▸ **Required work**
Only lines with the string "eiere" are wanted. Pull them out of the data.

◆ ◆ ◆ ◆ ◆ ◆ ◆

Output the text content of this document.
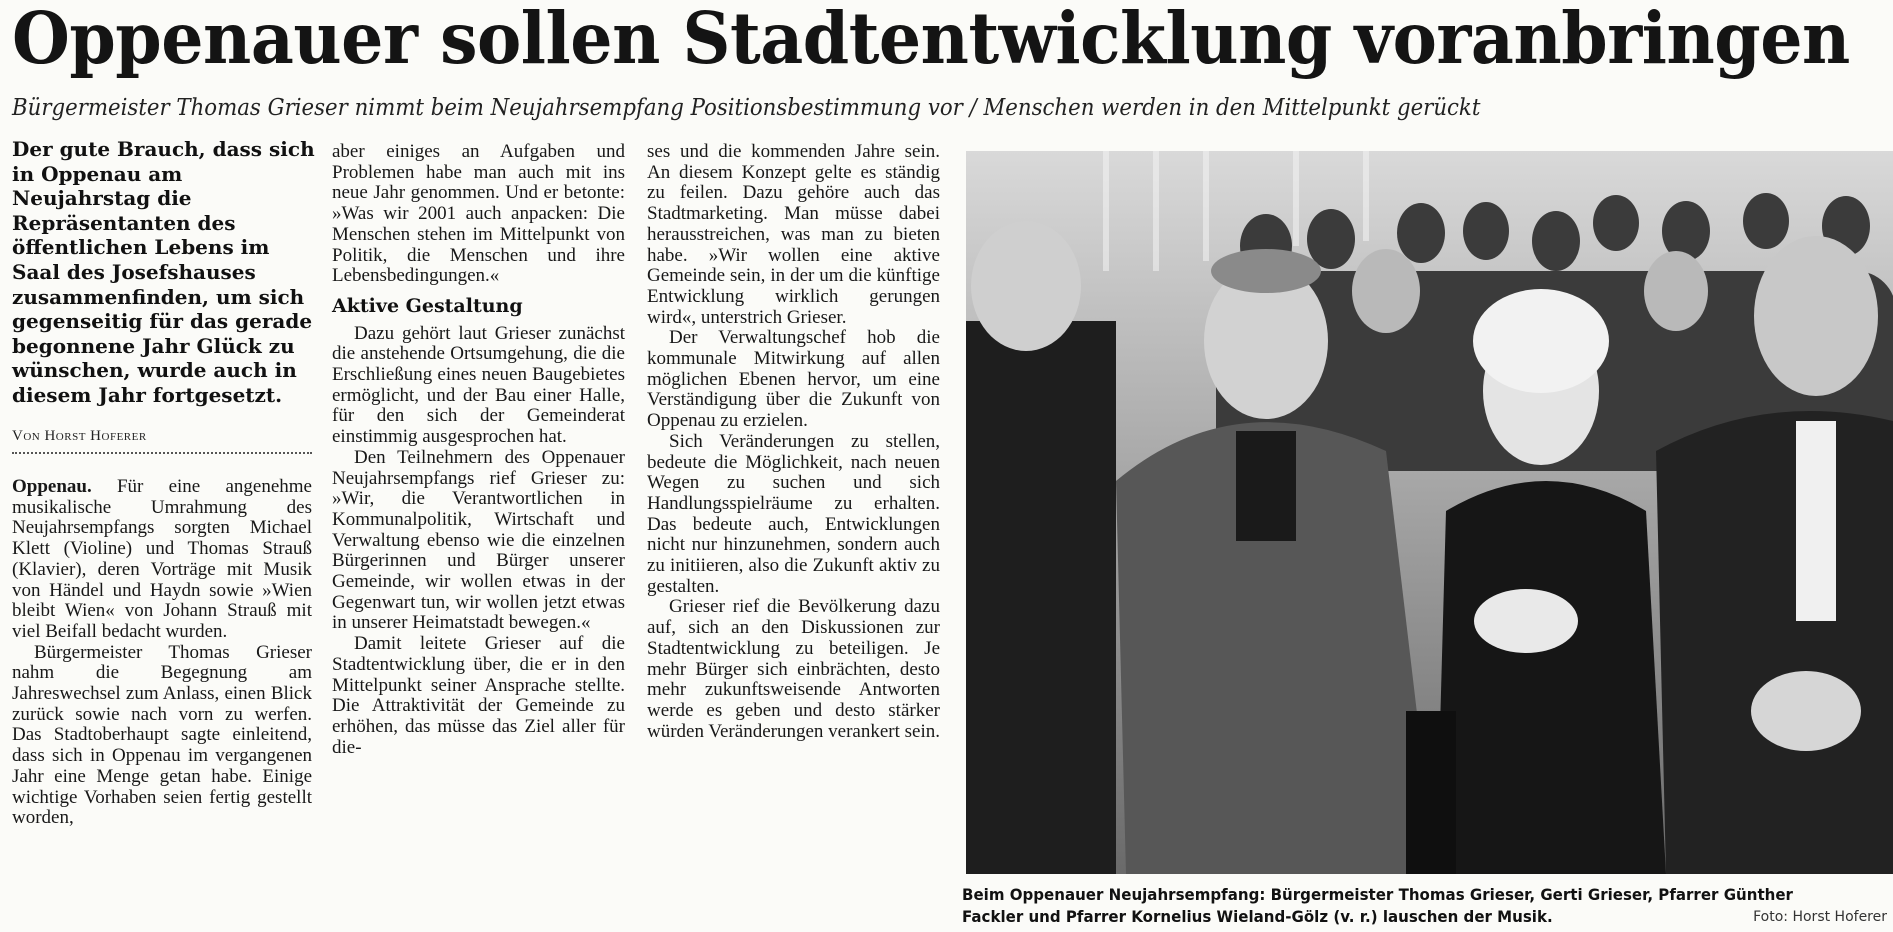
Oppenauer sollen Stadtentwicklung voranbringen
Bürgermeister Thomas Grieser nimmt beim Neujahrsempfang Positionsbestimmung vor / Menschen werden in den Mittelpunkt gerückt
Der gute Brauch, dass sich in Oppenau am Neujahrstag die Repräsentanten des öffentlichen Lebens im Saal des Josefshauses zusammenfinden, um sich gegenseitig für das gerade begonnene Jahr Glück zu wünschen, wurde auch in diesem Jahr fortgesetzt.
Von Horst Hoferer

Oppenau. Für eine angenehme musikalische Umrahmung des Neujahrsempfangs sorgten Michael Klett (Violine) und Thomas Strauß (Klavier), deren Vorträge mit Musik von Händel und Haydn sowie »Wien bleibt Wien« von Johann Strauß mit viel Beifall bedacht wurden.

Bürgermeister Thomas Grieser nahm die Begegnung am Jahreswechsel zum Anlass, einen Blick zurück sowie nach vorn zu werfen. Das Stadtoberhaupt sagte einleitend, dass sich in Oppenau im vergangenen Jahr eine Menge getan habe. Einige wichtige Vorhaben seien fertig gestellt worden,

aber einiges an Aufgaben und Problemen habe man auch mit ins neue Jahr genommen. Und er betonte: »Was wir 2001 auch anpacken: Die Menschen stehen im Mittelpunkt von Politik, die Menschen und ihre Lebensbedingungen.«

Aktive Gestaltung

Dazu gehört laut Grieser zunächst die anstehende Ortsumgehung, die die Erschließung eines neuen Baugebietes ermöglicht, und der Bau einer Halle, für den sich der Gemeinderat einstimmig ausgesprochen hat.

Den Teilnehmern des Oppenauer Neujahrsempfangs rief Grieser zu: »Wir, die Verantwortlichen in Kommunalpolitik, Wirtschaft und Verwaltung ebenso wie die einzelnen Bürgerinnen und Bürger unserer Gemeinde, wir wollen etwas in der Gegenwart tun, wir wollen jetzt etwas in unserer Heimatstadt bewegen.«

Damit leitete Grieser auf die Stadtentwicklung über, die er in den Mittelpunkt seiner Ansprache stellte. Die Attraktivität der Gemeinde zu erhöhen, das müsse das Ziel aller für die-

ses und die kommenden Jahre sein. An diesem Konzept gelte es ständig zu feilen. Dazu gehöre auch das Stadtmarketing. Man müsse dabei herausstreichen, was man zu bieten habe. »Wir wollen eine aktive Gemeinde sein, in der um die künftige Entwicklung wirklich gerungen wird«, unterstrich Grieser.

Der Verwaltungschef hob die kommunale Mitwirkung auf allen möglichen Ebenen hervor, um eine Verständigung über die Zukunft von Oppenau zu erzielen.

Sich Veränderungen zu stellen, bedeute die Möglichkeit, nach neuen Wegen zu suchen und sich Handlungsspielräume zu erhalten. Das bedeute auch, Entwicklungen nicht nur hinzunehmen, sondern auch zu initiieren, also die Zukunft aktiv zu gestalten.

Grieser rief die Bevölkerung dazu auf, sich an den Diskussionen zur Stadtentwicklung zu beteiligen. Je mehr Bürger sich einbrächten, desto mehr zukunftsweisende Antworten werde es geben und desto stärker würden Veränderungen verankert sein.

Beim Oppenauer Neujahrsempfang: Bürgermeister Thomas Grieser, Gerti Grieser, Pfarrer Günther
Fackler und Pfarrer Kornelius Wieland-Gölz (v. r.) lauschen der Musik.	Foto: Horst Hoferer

◆ ◆ ◆ ◆ ◆ ◆ ◆

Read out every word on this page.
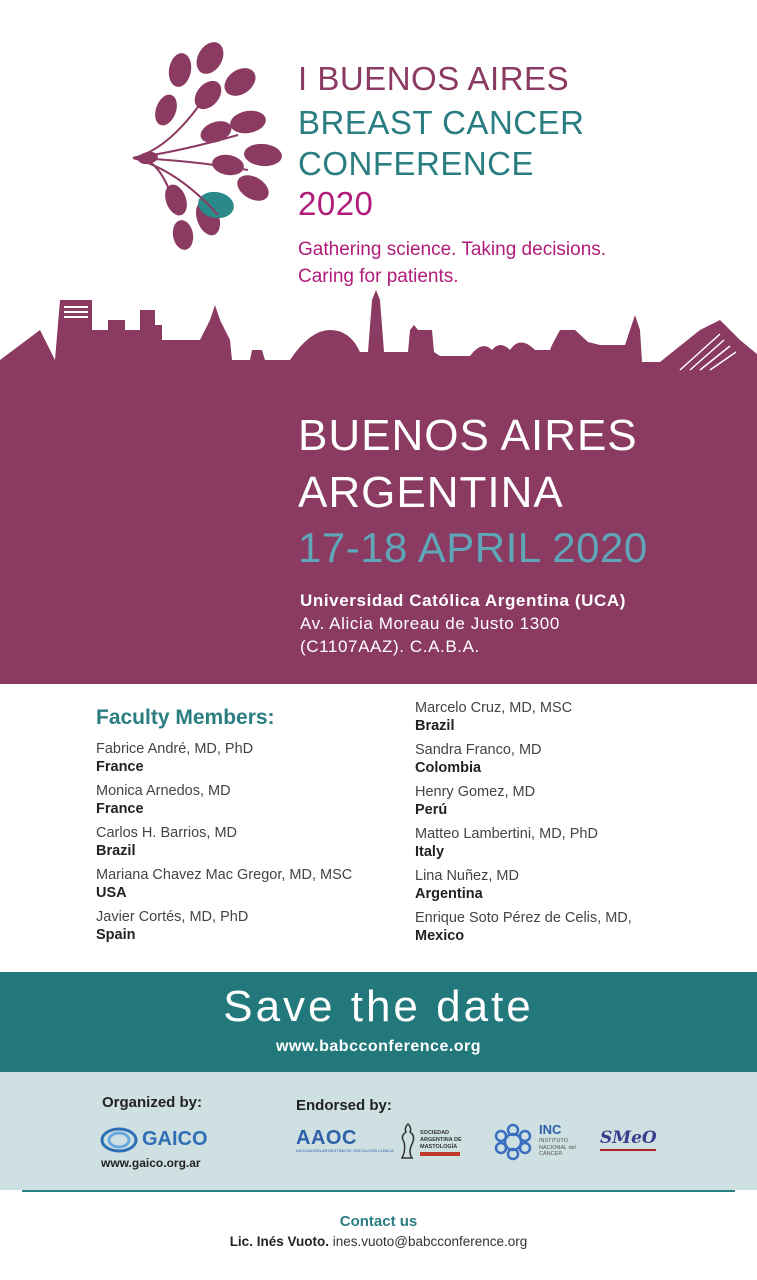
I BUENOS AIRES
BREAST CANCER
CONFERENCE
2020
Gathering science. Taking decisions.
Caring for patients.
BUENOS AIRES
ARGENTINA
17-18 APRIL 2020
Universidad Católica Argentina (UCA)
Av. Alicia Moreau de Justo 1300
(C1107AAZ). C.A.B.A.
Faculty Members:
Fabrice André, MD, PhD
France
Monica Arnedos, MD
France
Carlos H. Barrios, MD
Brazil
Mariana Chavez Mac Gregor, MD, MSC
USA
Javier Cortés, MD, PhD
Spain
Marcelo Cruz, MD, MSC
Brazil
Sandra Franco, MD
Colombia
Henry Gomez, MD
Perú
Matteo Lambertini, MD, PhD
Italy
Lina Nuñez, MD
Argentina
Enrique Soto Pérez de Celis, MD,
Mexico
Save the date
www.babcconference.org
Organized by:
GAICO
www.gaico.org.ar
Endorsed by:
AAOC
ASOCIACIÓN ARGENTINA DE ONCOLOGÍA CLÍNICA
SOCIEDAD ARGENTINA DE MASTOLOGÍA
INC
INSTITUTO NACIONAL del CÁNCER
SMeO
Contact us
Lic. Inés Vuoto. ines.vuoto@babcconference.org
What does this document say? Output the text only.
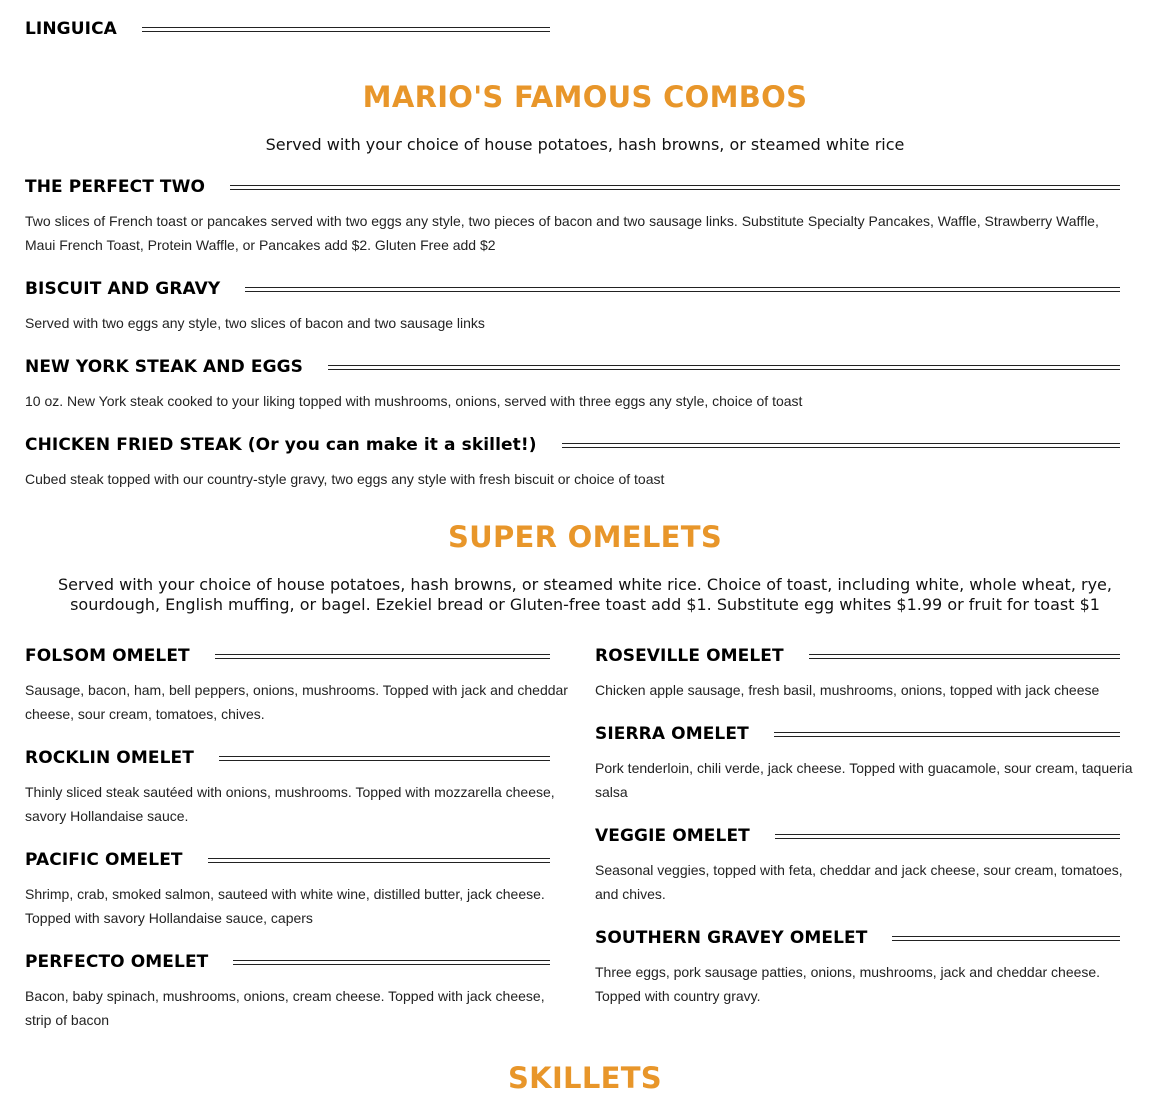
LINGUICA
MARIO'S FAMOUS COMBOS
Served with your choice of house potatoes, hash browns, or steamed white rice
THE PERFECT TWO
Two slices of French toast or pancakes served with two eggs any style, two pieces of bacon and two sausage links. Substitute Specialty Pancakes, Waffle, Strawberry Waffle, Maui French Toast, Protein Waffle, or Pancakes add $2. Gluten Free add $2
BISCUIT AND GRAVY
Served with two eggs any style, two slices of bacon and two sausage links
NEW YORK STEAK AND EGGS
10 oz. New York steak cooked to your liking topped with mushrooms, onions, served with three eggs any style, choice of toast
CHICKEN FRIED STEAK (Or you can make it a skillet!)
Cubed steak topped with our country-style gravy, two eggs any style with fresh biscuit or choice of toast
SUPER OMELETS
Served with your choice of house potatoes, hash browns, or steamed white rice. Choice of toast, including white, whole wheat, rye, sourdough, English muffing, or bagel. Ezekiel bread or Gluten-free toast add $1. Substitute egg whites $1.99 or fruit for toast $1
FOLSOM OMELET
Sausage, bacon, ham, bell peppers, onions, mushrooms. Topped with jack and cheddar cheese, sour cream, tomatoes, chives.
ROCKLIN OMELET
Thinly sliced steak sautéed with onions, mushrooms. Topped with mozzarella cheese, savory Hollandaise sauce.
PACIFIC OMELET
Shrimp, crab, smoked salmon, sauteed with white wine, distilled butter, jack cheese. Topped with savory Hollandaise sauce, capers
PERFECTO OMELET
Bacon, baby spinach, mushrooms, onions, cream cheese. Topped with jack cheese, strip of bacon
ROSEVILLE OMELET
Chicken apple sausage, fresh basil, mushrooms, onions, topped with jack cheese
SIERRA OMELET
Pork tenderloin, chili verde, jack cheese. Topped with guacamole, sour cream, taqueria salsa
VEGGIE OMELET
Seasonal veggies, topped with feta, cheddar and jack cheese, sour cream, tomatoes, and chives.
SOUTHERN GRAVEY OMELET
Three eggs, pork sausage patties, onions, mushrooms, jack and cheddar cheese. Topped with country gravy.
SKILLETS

◆ ◆ ◆ ◆ ◆ ◆ ◆

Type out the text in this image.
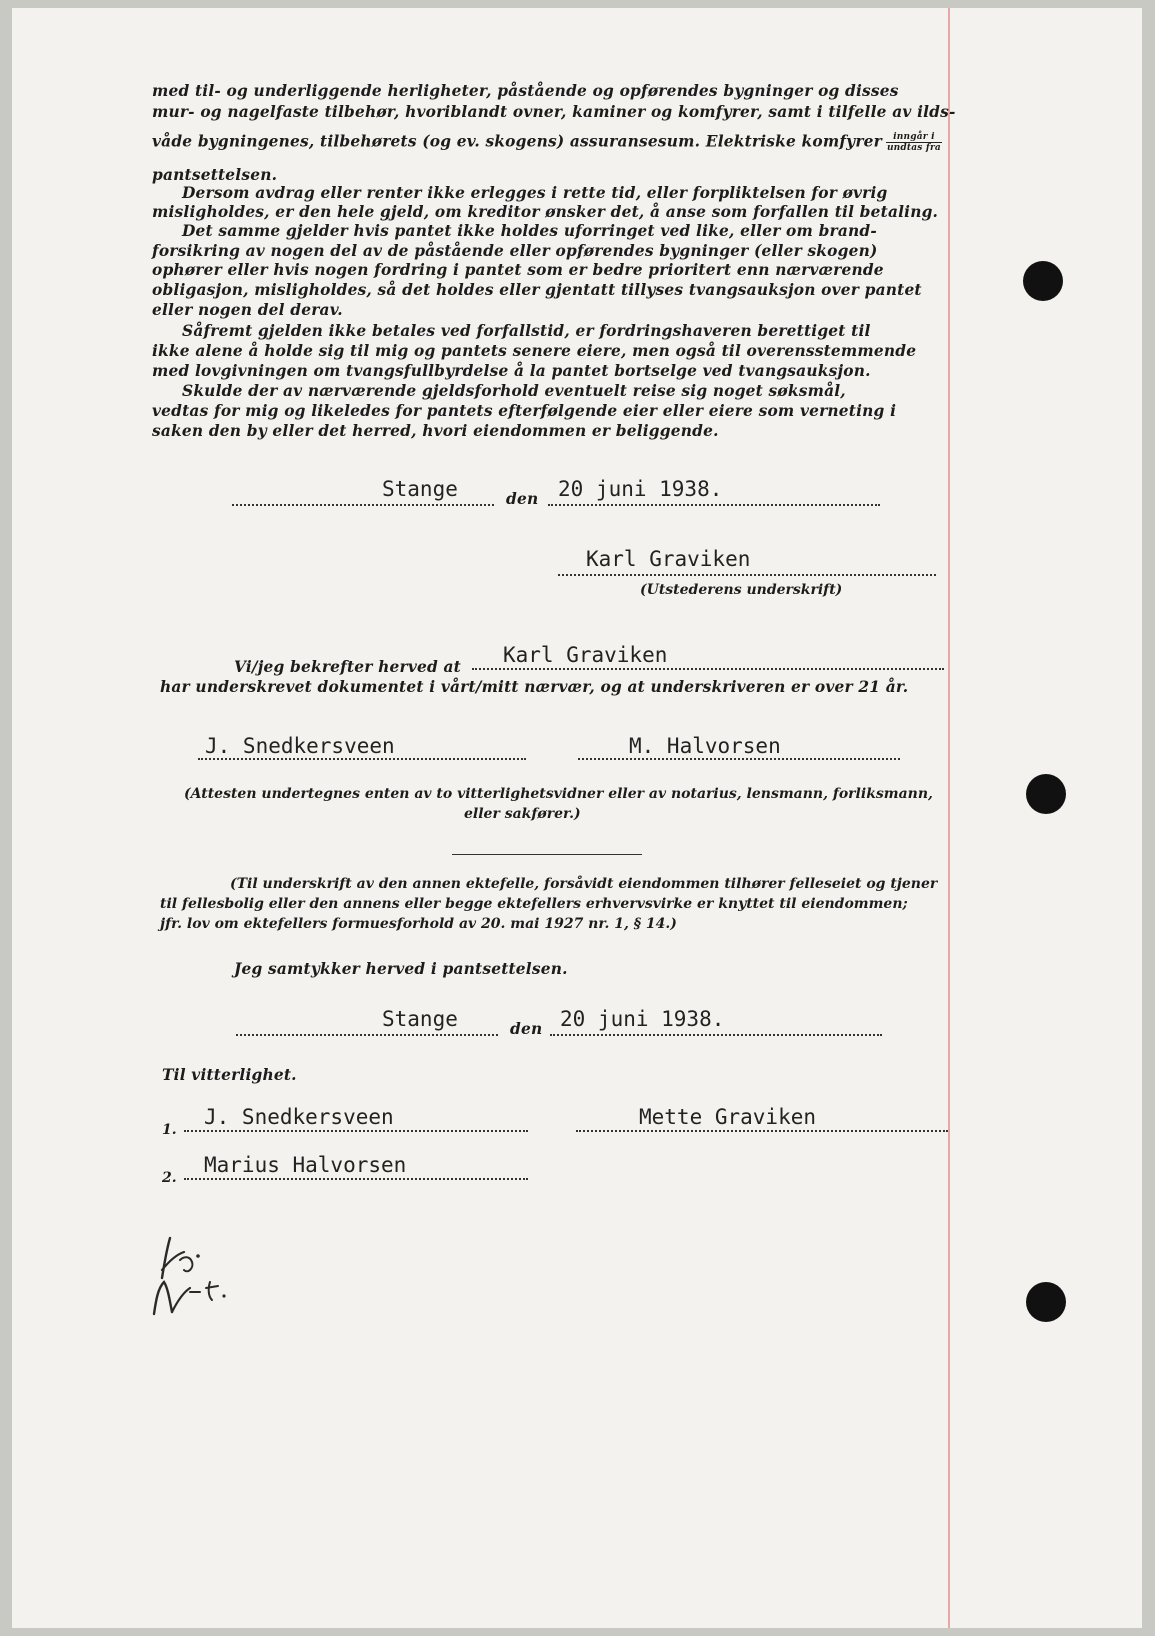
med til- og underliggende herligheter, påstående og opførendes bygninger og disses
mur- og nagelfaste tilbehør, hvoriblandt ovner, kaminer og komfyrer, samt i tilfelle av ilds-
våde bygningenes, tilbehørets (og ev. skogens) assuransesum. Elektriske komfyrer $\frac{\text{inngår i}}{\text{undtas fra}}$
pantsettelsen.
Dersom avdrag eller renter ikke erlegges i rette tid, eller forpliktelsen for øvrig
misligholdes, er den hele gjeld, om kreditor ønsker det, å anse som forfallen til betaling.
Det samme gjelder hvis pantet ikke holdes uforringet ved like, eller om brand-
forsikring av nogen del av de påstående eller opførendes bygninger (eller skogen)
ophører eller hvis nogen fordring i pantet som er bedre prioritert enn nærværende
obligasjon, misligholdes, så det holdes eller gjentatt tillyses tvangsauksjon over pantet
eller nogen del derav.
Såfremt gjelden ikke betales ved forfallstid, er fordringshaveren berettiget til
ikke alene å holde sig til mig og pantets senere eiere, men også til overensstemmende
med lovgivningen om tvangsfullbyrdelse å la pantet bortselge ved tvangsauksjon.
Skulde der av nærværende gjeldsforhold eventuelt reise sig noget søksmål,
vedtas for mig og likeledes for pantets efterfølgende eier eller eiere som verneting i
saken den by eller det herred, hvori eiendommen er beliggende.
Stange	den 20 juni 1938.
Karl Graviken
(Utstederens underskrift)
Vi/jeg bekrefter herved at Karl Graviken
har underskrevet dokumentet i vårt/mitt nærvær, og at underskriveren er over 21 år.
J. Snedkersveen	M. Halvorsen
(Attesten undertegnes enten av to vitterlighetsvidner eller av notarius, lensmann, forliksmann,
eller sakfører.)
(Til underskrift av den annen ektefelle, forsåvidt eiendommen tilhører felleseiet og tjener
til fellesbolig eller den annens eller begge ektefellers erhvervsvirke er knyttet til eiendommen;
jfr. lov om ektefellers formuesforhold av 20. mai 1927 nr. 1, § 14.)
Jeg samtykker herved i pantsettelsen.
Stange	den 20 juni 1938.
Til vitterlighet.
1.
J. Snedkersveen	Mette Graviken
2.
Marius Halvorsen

◆ ◆ ◆ ◆ ◆ ◆ ◆

▸ **Result below**
ikke alene å holde sig til mig og pantets senere eiere, men også til overensstemmende
vedtas for mig og likeledes for pantets efterfølgende eier eller eiere som verneting i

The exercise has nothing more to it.